Items from a dataset:
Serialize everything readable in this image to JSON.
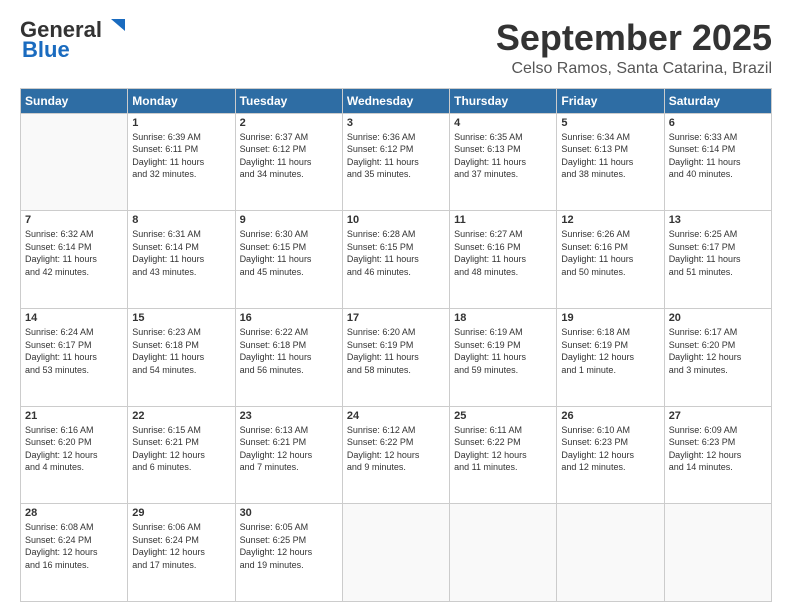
{
  "header": {
    "logo_general": "General",
    "logo_blue": "Blue",
    "month_title": "September 2025",
    "location": "Celso Ramos, Santa Catarina, Brazil"
  },
  "days_of_week": [
    "Sunday",
    "Monday",
    "Tuesday",
    "Wednesday",
    "Thursday",
    "Friday",
    "Saturday"
  ],
  "weeks": [
    [
      {
        "day": "",
        "info": ""
      },
      {
        "day": "1",
        "info": "Sunrise: 6:39 AM\nSunset: 6:11 PM\nDaylight: 11 hours\nand 32 minutes."
      },
      {
        "day": "2",
        "info": "Sunrise: 6:37 AM\nSunset: 6:12 PM\nDaylight: 11 hours\nand 34 minutes."
      },
      {
        "day": "3",
        "info": "Sunrise: 6:36 AM\nSunset: 6:12 PM\nDaylight: 11 hours\nand 35 minutes."
      },
      {
        "day": "4",
        "info": "Sunrise: 6:35 AM\nSunset: 6:13 PM\nDaylight: 11 hours\nand 37 minutes."
      },
      {
        "day": "5",
        "info": "Sunrise: 6:34 AM\nSunset: 6:13 PM\nDaylight: 11 hours\nand 38 minutes."
      },
      {
        "day": "6",
        "info": "Sunrise: 6:33 AM\nSunset: 6:14 PM\nDaylight: 11 hours\nand 40 minutes."
      }
    ],
    [
      {
        "day": "7",
        "info": "Sunrise: 6:32 AM\nSunset: 6:14 PM\nDaylight: 11 hours\nand 42 minutes."
      },
      {
        "day": "8",
        "info": "Sunrise: 6:31 AM\nSunset: 6:14 PM\nDaylight: 11 hours\nand 43 minutes."
      },
      {
        "day": "9",
        "info": "Sunrise: 6:30 AM\nSunset: 6:15 PM\nDaylight: 11 hours\nand 45 minutes."
      },
      {
        "day": "10",
        "info": "Sunrise: 6:28 AM\nSunset: 6:15 PM\nDaylight: 11 hours\nand 46 minutes."
      },
      {
        "day": "11",
        "info": "Sunrise: 6:27 AM\nSunset: 6:16 PM\nDaylight: 11 hours\nand 48 minutes."
      },
      {
        "day": "12",
        "info": "Sunrise: 6:26 AM\nSunset: 6:16 PM\nDaylight: 11 hours\nand 50 minutes."
      },
      {
        "day": "13",
        "info": "Sunrise: 6:25 AM\nSunset: 6:17 PM\nDaylight: 11 hours\nand 51 minutes."
      }
    ],
    [
      {
        "day": "14",
        "info": "Sunrise: 6:24 AM\nSunset: 6:17 PM\nDaylight: 11 hours\nand 53 minutes."
      },
      {
        "day": "15",
        "info": "Sunrise: 6:23 AM\nSunset: 6:18 PM\nDaylight: 11 hours\nand 54 minutes."
      },
      {
        "day": "16",
        "info": "Sunrise: 6:22 AM\nSunset: 6:18 PM\nDaylight: 11 hours\nand 56 minutes."
      },
      {
        "day": "17",
        "info": "Sunrise: 6:20 AM\nSunset: 6:19 PM\nDaylight: 11 hours\nand 58 minutes."
      },
      {
        "day": "18",
        "info": "Sunrise: 6:19 AM\nSunset: 6:19 PM\nDaylight: 11 hours\nand 59 minutes."
      },
      {
        "day": "19",
        "info": "Sunrise: 6:18 AM\nSunset: 6:19 PM\nDaylight: 12 hours\nand 1 minute."
      },
      {
        "day": "20",
        "info": "Sunrise: 6:17 AM\nSunset: 6:20 PM\nDaylight: 12 hours\nand 3 minutes."
      }
    ],
    [
      {
        "day": "21",
        "info": "Sunrise: 6:16 AM\nSunset: 6:20 PM\nDaylight: 12 hours\nand 4 minutes."
      },
      {
        "day": "22",
        "info": "Sunrise: 6:15 AM\nSunset: 6:21 PM\nDaylight: 12 hours\nand 6 minutes."
      },
      {
        "day": "23",
        "info": "Sunrise: 6:13 AM\nSunset: 6:21 PM\nDaylight: 12 hours\nand 7 minutes."
      },
      {
        "day": "24",
        "info": "Sunrise: 6:12 AM\nSunset: 6:22 PM\nDaylight: 12 hours\nand 9 minutes."
      },
      {
        "day": "25",
        "info": "Sunrise: 6:11 AM\nSunset: 6:22 PM\nDaylight: 12 hours\nand 11 minutes."
      },
      {
        "day": "26",
        "info": "Sunrise: 6:10 AM\nSunset: 6:23 PM\nDaylight: 12 hours\nand 12 minutes."
      },
      {
        "day": "27",
        "info": "Sunrise: 6:09 AM\nSunset: 6:23 PM\nDaylight: 12 hours\nand 14 minutes."
      }
    ],
    [
      {
        "day": "28",
        "info": "Sunrise: 6:08 AM\nSunset: 6:24 PM\nDaylight: 12 hours\nand 16 minutes."
      },
      {
        "day": "29",
        "info": "Sunrise: 6:06 AM\nSunset: 6:24 PM\nDaylight: 12 hours\nand 17 minutes."
      },
      {
        "day": "30",
        "info": "Sunrise: 6:05 AM\nSunset: 6:25 PM\nDaylight: 12 hours\nand 19 minutes."
      },
      {
        "day": "",
        "info": ""
      },
      {
        "day": "",
        "info": ""
      },
      {
        "day": "",
        "info": ""
      },
      {
        "day": "",
        "info": ""
      }
    ]
  ]
}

• Instructions to follow:
Extract the full listing above verbatim; pictures are to be left out of the copy.

• Exercise solution:
Serialize everything readable in this image to JSON.
{
  "header": {
    "logo_general": "General",
    "logo_blue": "Blue",
    "month_title": "September 2025",
    "location": "Celso Ramos, Santa Catarina, Brazil"
  },
  "days_of_week": [
    "Sunday",
    "Monday",
    "Tuesday",
    "Wednesday",
    "Thursday",
    "Friday",
    "Saturday"
  ],
  "weeks": [
    [
      {
        "day": "",
        "info": ""
      },
      {
        "day": "1",
        "info": "Sunrise: 6:39 AM\nSunset: 6:11 PM\nDaylight: 11 hours\nand 32 minutes."
      },
      {
        "day": "2",
        "info": "Sunrise: 6:37 AM\nSunset: 6:12 PM\nDaylight: 11 hours\nand 34 minutes."
      },
      {
        "day": "3",
        "info": "Sunrise: 6:36 AM\nSunset: 6:12 PM\nDaylight: 11 hours\nand 35 minutes."
      },
      {
        "day": "4",
        "info": "Sunrise: 6:35 AM\nSunset: 6:13 PM\nDaylight: 11 hours\nand 37 minutes."
      },
      {
        "day": "5",
        "info": "Sunrise: 6:34 AM\nSunset: 6:13 PM\nDaylight: 11 hours\nand 38 minutes."
      },
      {
        "day": "6",
        "info": "Sunrise: 6:33 AM\nSunset: 6:14 PM\nDaylight: 11 hours\nand 40 minutes."
      }
    ],
    [
      {
        "day": "7",
        "info": "Sunrise: 6:32 AM\nSunset: 6:14 PM\nDaylight: 11 hours\nand 42 minutes."
      },
      {
        "day": "8",
        "info": "Sunrise: 6:31 AM\nSunset: 6:14 PM\nDaylight: 11 hours\nand 43 minutes."
      },
      {
        "day": "9",
        "info": "Sunrise: 6:30 AM\nSunset: 6:15 PM\nDaylight: 11 hours\nand 45 minutes."
      },
      {
        "day": "10",
        "info": "Sunrise: 6:28 AM\nSunset: 6:15 PM\nDaylight: 11 hours\nand 46 minutes."
      },
      {
        "day": "11",
        "info": "Sunrise: 6:27 AM\nSunset: 6:16 PM\nDaylight: 11 hours\nand 48 minutes."
      },
      {
        "day": "12",
        "info": "Sunrise: 6:26 AM\nSunset: 6:16 PM\nDaylight: 11 hours\nand 50 minutes."
      },
      {
        "day": "13",
        "info": "Sunrise: 6:25 AM\nSunset: 6:17 PM\nDaylight: 11 hours\nand 51 minutes."
      }
    ],
    [
      {
        "day": "14",
        "info": "Sunrise: 6:24 AM\nSunset: 6:17 PM\nDaylight: 11 hours\nand 53 minutes."
      },
      {
        "day": "15",
        "info": "Sunrise: 6:23 AM\nSunset: 6:18 PM\nDaylight: 11 hours\nand 54 minutes."
      },
      {
        "day": "16",
        "info": "Sunrise: 6:22 AM\nSunset: 6:18 PM\nDaylight: 11 hours\nand 56 minutes."
      },
      {
        "day": "17",
        "info": "Sunrise: 6:20 AM\nSunset: 6:19 PM\nDaylight: 11 hours\nand 58 minutes."
      },
      {
        "day": "18",
        "info": "Sunrise: 6:19 AM\nSunset: 6:19 PM\nDaylight: 11 hours\nand 59 minutes."
      },
      {
        "day": "19",
        "info": "Sunrise: 6:18 AM\nSunset: 6:19 PM\nDaylight: 12 hours\nand 1 minute."
      },
      {
        "day": "20",
        "info": "Sunrise: 6:17 AM\nSunset: 6:20 PM\nDaylight: 12 hours\nand 3 minutes."
      }
    ],
    [
      {
        "day": "21",
        "info": "Sunrise: 6:16 AM\nSunset: 6:20 PM\nDaylight: 12 hours\nand 4 minutes."
      },
      {
        "day": "22",
        "info": "Sunrise: 6:15 AM\nSunset: 6:21 PM\nDaylight: 12 hours\nand 6 minutes."
      },
      {
        "day": "23",
        "info": "Sunrise: 6:13 AM\nSunset: 6:21 PM\nDaylight: 12 hours\nand 7 minutes."
      },
      {
        "day": "24",
        "info": "Sunrise: 6:12 AM\nSunset: 6:22 PM\nDaylight: 12 hours\nand 9 minutes."
      },
      {
        "day": "25",
        "info": "Sunrise: 6:11 AM\nSunset: 6:22 PM\nDaylight: 12 hours\nand 11 minutes."
      },
      {
        "day": "26",
        "info": "Sunrise: 6:10 AM\nSunset: 6:23 PM\nDaylight: 12 hours\nand 12 minutes."
      },
      {
        "day": "27",
        "info": "Sunrise: 6:09 AM\nSunset: 6:23 PM\nDaylight: 12 hours\nand 14 minutes."
      }
    ],
    [
      {
        "day": "28",
        "info": "Sunrise: 6:08 AM\nSunset: 6:24 PM\nDaylight: 12 hours\nand 16 minutes."
      },
      {
        "day": "29",
        "info": "Sunrise: 6:06 AM\nSunset: 6:24 PM\nDaylight: 12 hours\nand 17 minutes."
      },
      {
        "day": "30",
        "info": "Sunrise: 6:05 AM\nSunset: 6:25 PM\nDaylight: 12 hours\nand 19 minutes."
      },
      {
        "day": "",
        "info": ""
      },
      {
        "day": "",
        "info": ""
      },
      {
        "day": "",
        "info": ""
      },
      {
        "day": "",
        "info": ""
      }
    ]
  ]
}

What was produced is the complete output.